» Exercise description
Can you render the lines from the one containing "Find all labels, buttons, inputs, and" through the one containing "- site-title: Library: [316, 10, 447, 48]" as a numbered list, leaving out any blank lines?

» Extracted material
/---

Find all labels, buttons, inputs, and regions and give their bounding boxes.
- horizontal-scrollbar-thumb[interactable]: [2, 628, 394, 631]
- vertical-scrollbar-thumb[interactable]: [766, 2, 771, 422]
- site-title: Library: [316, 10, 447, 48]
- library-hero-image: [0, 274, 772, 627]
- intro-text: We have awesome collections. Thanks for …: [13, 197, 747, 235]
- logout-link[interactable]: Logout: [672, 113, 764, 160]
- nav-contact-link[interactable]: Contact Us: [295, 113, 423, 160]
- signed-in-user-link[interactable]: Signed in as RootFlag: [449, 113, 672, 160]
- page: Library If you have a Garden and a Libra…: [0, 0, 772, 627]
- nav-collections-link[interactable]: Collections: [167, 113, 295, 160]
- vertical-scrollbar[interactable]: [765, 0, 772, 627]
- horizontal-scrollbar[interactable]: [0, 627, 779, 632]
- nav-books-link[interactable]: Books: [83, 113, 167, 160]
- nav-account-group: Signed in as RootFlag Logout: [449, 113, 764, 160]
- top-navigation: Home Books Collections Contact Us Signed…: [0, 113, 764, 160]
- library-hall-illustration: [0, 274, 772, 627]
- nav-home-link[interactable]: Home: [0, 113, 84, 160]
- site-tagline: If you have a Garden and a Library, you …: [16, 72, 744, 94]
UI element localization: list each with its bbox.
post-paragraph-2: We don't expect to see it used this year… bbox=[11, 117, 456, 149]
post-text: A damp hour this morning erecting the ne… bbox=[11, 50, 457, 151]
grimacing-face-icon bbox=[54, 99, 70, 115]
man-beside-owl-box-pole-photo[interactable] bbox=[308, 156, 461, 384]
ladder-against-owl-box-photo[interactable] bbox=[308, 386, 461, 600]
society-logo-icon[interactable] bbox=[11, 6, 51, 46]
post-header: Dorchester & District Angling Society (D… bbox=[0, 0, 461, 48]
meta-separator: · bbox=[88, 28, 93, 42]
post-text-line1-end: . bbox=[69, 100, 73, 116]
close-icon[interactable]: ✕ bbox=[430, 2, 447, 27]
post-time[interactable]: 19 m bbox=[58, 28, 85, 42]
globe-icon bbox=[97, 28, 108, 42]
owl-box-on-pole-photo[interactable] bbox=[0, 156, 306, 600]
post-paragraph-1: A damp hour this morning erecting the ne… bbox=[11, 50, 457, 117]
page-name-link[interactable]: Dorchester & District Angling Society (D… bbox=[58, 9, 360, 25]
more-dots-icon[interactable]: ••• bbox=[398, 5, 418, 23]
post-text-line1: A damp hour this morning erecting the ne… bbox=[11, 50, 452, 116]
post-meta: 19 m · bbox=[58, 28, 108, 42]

\---
/---

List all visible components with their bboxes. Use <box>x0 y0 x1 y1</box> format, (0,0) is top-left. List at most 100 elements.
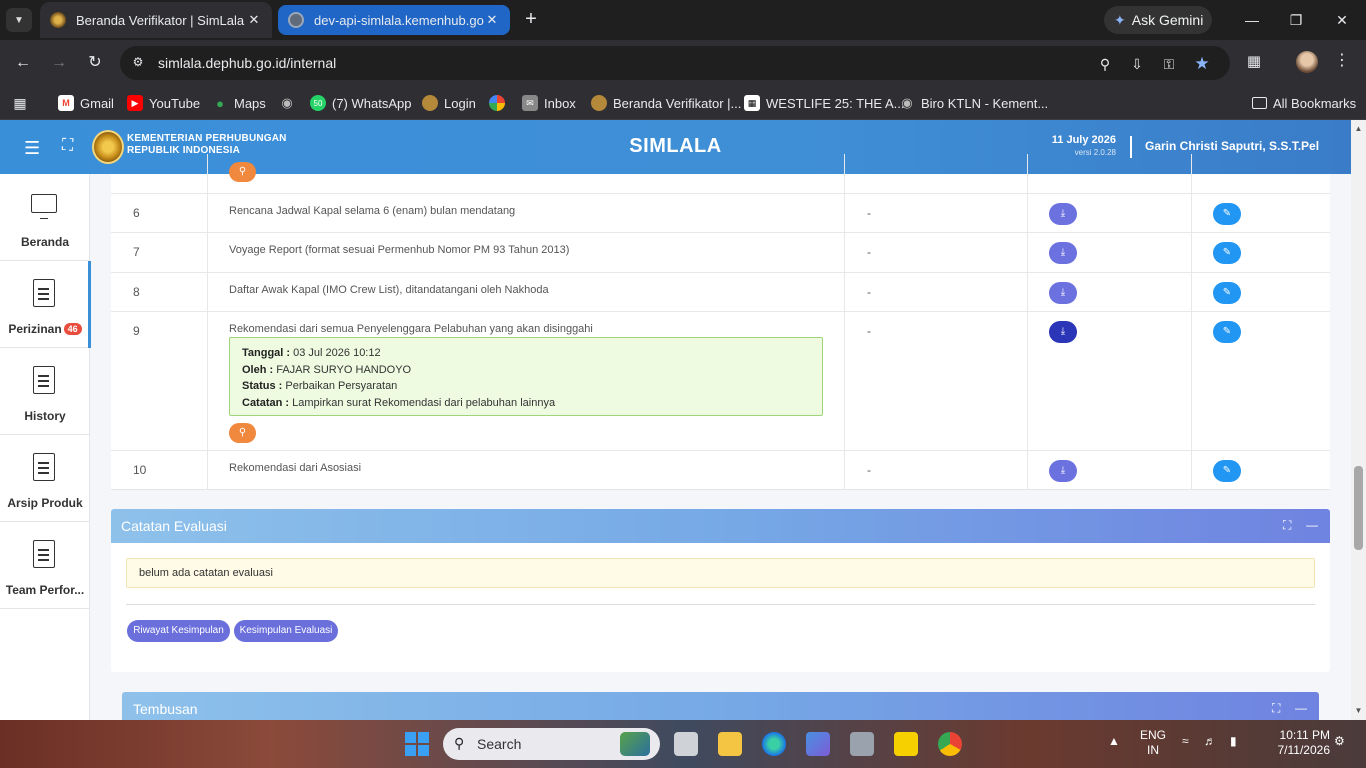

\---

» Final result
1. Find all labels, buttons, inputs, and regions and give their bounding boxes.
2. - horizontal-scrollbar-thumb[interactable]: [2, 628, 394, 631]
3. - vertical-scrollbar-thumb[interactable]: [766, 2, 771, 422]
4. - site-title: Library: [316, 10, 447, 48]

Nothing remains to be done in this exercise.